### Entries provided ###

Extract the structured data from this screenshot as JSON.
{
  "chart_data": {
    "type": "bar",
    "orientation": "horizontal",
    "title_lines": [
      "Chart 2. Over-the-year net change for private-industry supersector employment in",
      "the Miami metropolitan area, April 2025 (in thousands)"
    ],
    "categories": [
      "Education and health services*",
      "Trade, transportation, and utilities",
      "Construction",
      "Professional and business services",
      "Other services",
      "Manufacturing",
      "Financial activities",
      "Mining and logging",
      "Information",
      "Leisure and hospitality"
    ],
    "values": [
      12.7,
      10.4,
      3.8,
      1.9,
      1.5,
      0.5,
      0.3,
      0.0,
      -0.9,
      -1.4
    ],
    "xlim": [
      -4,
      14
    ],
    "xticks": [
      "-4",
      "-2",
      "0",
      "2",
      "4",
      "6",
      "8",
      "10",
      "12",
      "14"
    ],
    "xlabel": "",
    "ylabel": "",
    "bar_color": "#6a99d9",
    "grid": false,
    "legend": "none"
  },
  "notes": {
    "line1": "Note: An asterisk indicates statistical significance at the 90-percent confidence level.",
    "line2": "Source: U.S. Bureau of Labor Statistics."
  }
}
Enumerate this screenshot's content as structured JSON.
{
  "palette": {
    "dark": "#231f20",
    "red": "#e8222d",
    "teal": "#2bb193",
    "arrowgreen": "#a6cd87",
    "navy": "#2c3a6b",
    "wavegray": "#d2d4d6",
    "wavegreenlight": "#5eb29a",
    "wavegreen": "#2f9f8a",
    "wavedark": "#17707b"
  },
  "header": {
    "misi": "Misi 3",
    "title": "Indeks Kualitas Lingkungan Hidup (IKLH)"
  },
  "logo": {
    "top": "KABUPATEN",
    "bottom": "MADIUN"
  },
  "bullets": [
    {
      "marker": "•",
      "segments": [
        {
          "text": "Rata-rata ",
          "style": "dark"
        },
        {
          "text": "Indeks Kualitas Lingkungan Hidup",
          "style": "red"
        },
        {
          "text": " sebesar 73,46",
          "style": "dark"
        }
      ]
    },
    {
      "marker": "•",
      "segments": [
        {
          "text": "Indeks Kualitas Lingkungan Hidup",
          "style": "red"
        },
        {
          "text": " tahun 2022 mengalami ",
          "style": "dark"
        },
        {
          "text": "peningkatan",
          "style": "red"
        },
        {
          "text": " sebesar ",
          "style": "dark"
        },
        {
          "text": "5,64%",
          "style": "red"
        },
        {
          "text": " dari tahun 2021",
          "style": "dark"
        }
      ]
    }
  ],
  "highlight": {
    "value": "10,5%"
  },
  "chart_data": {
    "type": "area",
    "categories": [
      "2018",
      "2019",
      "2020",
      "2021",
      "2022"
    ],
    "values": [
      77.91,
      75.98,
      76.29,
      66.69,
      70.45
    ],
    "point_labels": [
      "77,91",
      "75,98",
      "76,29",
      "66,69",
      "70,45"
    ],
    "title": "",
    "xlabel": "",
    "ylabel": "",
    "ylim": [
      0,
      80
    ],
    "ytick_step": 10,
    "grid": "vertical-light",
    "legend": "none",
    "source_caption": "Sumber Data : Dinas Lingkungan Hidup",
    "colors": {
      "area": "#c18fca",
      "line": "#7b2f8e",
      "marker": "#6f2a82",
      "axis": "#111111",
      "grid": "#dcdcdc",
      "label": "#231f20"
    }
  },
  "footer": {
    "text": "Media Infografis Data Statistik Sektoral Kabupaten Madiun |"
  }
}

###

▸ Stated goal: Your task is to gather every line with the word "Hidup" and copy it.

▸ In response:
    "title": "Indeks Kualitas Lingkungan Hidup (IKLH)"
          "text": "Indeks Kualitas Lingkungan Hidup",
          "text": "Indeks Kualitas Lingkungan Hidup",
    "source_caption": "Sumber Data : Dinas Lingkungan Hidup",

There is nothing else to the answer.